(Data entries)
********************
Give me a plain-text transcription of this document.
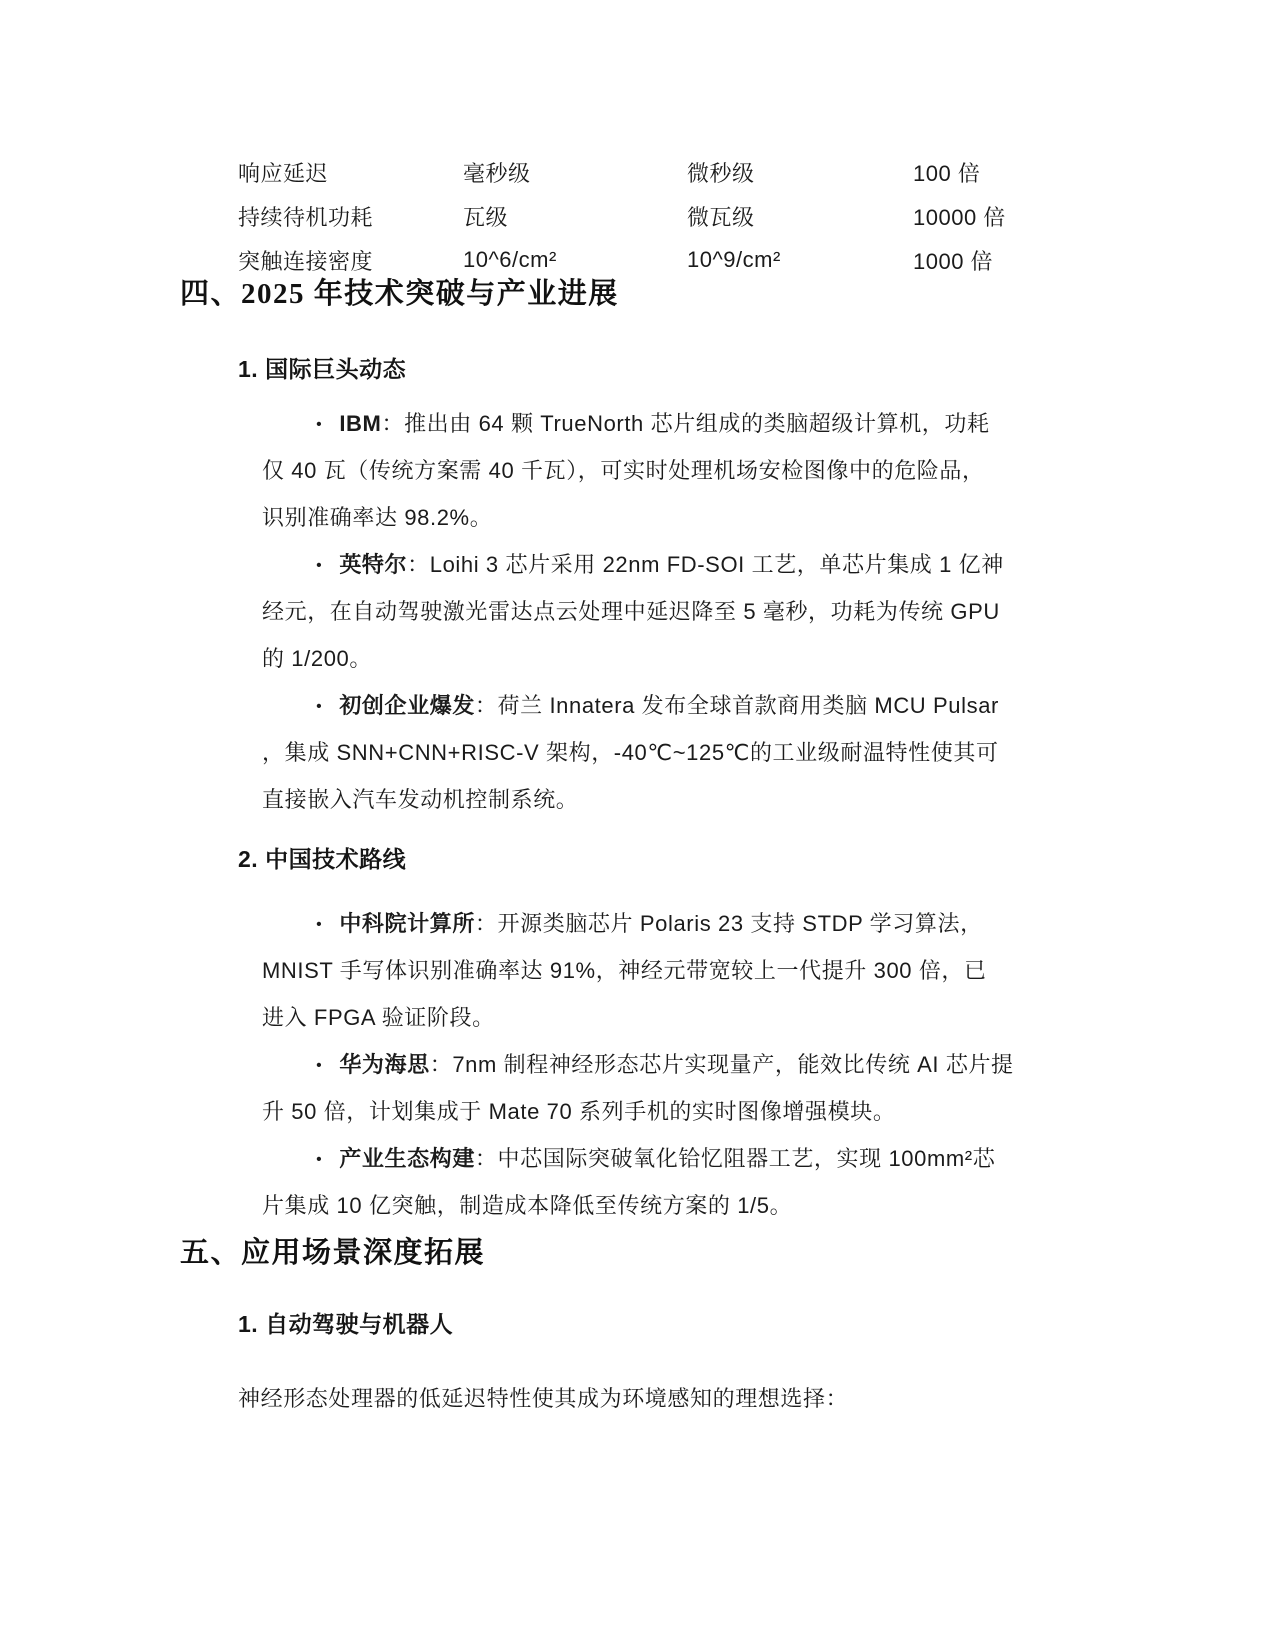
响应延迟	毫秒级	微秒级	100 倍
持续待机功耗	瓦级	微瓦级	10000 倍
突触连接密度	10^6/cm²	10^9/cm²	1000 倍
四、2025 年技术突破与产业进展
1. 国际巨头动态
• IBM：推出由 64 颗 TrueNorth 芯片组成的类脑超级计算机，功耗
仅 40 瓦（传统方案需 40 千瓦），可实时处理机场安检图像中的危险品，
识别准确率达 98.2%。
• 英特尔：Loihi 3 芯片采用 22nm FD-SOI 工艺，单芯片集成 1 亿神
经元，在自动驾驶激光雷达点云处理中延迟降至 5 毫秒，功耗为传统 GPU
的 1/200。
• 初创企业爆发：荷兰 Innatera 发布全球首款商用类脑 MCU Pulsar
，集成 SNN+CNN+RISC-V 架构，-40℃~125℃的工业级耐温特性使其可
直接嵌入汽车发动机控制系统。
2. 中国技术路线
• 中科院计算所：开源类脑芯片 Polaris 23 支持 STDP 学习算法，
MNIST 手写体识别准确率达 91%，神经元带宽较上一代提升 300 倍，已
进入 FPGA 验证阶段。
• 华为海思：7nm 制程神经形态芯片实现量产，能效比传统 AI 芯片提
升 50 倍，计划集成于 Mate 70 系列手机的实时图像增强模块。
• 产业生态构建：中芯国际突破氧化铪忆阻器工艺，实现 100mm²芯
片集成 10 亿突触，制造成本降低至传统方案的 1/5。
五、应用场景深度拓展
1. 自动驾驶与机器人
神经形态处理器的低延迟特性使其成为环境感知的理想选择：
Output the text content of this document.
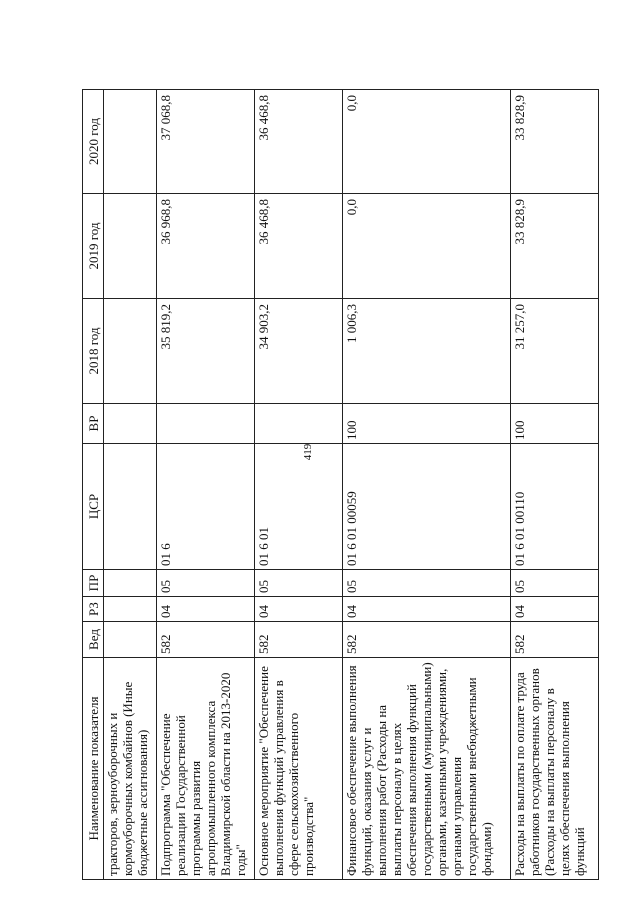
419
Наименование показателя	Вед	РЗ	ПР	ЦСР	ВР	2018 год	2019 год	2020 год
тракторов, зерноуборочных и кормоуборочных комбайнов (Иные бюджетные ассигнования)								
Подпрограмма "Обеспечение реализации Государственной программы развития агропромышленного комплекса Владимирской области на 2013-2020 годы"	582	04	05	01 6		35 819,2	36 968,8	37 068,8
Основное мероприятие "Обеспечение выполнения функций управления в сфере сельскохозяйственного производства"	582	04	05	01 6 01		34 903,2	36 468,8	36 468,8
Финансовое обеспечение выполнения функций, оказания услуг и выполнения работ (Расходы на выплаты персоналу в целях обеспечения выполнения функций государственными (муниципальными) органами, казенными учреждениями, органами управления государственными внебюджетными фондами)	582	04	05	01 6 01 00059	100	1 006,3	0,0	0,0
Расходы на выплаты по оплате труда работников государственных органов (Расходы на выплаты персоналу в целях обеспечения выполнения функций	582	04	05	01 6 01 00110	100	31 257,0	33 828,9	33 828,9
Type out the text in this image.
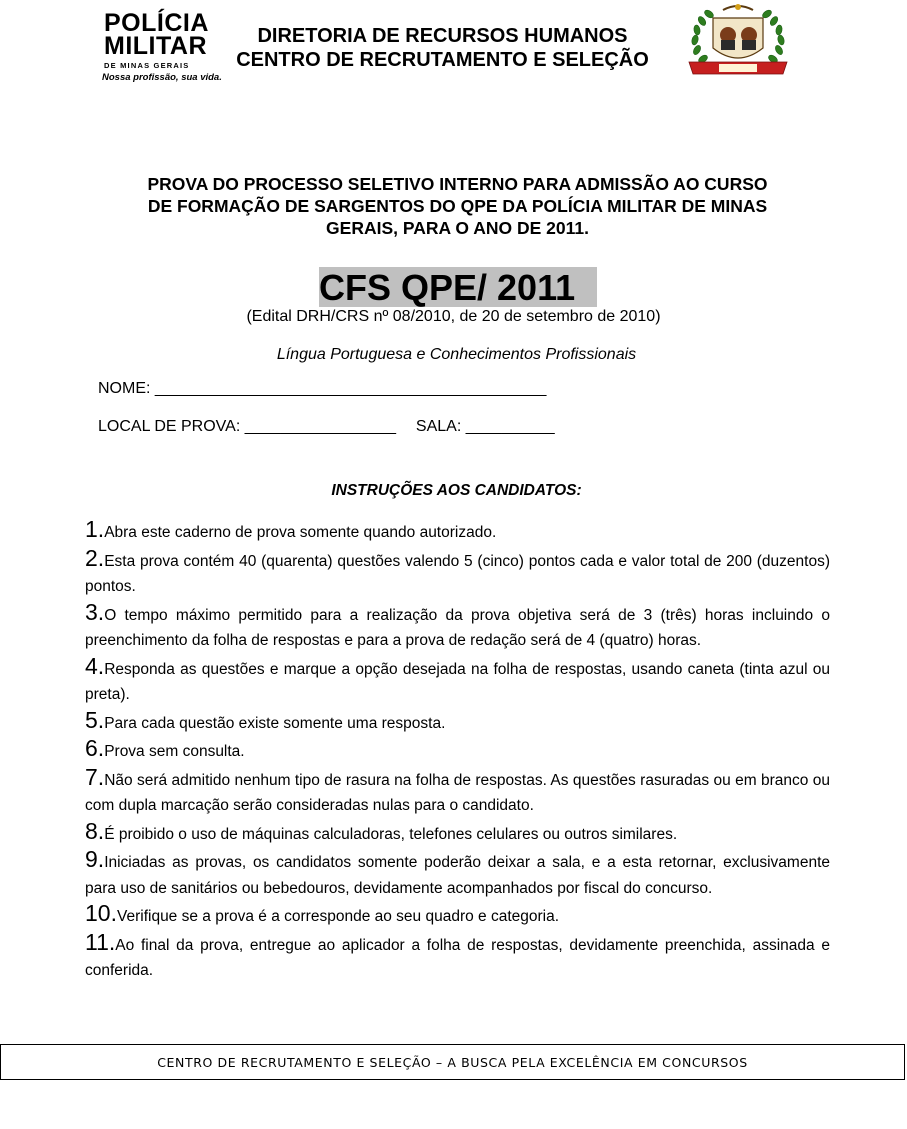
POLÍCIA
MILITAR
DE MINAS GERAIS
Nossa profissão, sua vida.
DIRETORIA DE RECURSOS HUMANOS
CENTRO DE RECRUTAMENTO E SELEÇÃO
PROVA DO PROCESSO SELETIVO INTERNO PARA ADMISSÃO AO CURSO
DE FORMAÇÃO DE SARGENTOS DO QPE DA POLÍCIA MILITAR DE MINAS
GERAIS, PARA O ANO DE 2011.
CFS QPE/ 2011
(Edital DRH/CRS nº 08/2010, de 20 de setembro de 2010)
Língua Portuguesa e Conhecimentos Profissionais
NOME: ____________________________________________
LOCAL DE PROVA: _________________ SALA: __________
INSTRUÇÕES AOS CANDIDATOS:
1.Abra este caderno de prova somente quando autorizado.
2.Esta prova contém 40 (quarenta) questões valendo 5 (cinco) pontos cada e valor total de 200 (duzentos) pontos.
3.O tempo máximo permitido para a realização da prova objetiva será de 3 (três) horas incluindo o preenchimento da folha de respostas e para a prova de redação será de 4 (quatro) horas.
4.Responda as questões e marque a opção desejada na folha de respostas, usando caneta (tinta azul ou preta).
5.Para cada questão existe somente uma resposta.
6.Prova sem consulta.
7.Não será admitido nenhum tipo de rasura na folha de respostas. As questões rasuradas ou em branco ou com dupla marcação serão consideradas nulas para o candidato.
8.É proibido o uso de máquinas calculadoras, telefones celulares ou outros similares.
9.Iniciadas as provas, os candidatos somente poderão deixar a sala, e a esta retornar, exclusivamente para uso de sanitários ou bebedouros, devidamente acompanhados por fiscal do concurso.
10.Verifique se a prova é a corresponde ao seu quadro e categoria.
11.Ao final da prova, entregue ao aplicador a folha de respostas, devidamente preenchida, assinada e conferida.
CENTRO DE RECRUTAMENTO E SELEÇÃO – A BUSCA PELA EXCELÊNCIA EM CONCURSOS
********************
Instructions to follow → Check the data for the word "GERAIS" and pull out the lines that have it.

Task result →
DE MINAS GERAIS
GERAIS, PARA O ANO DE 2011.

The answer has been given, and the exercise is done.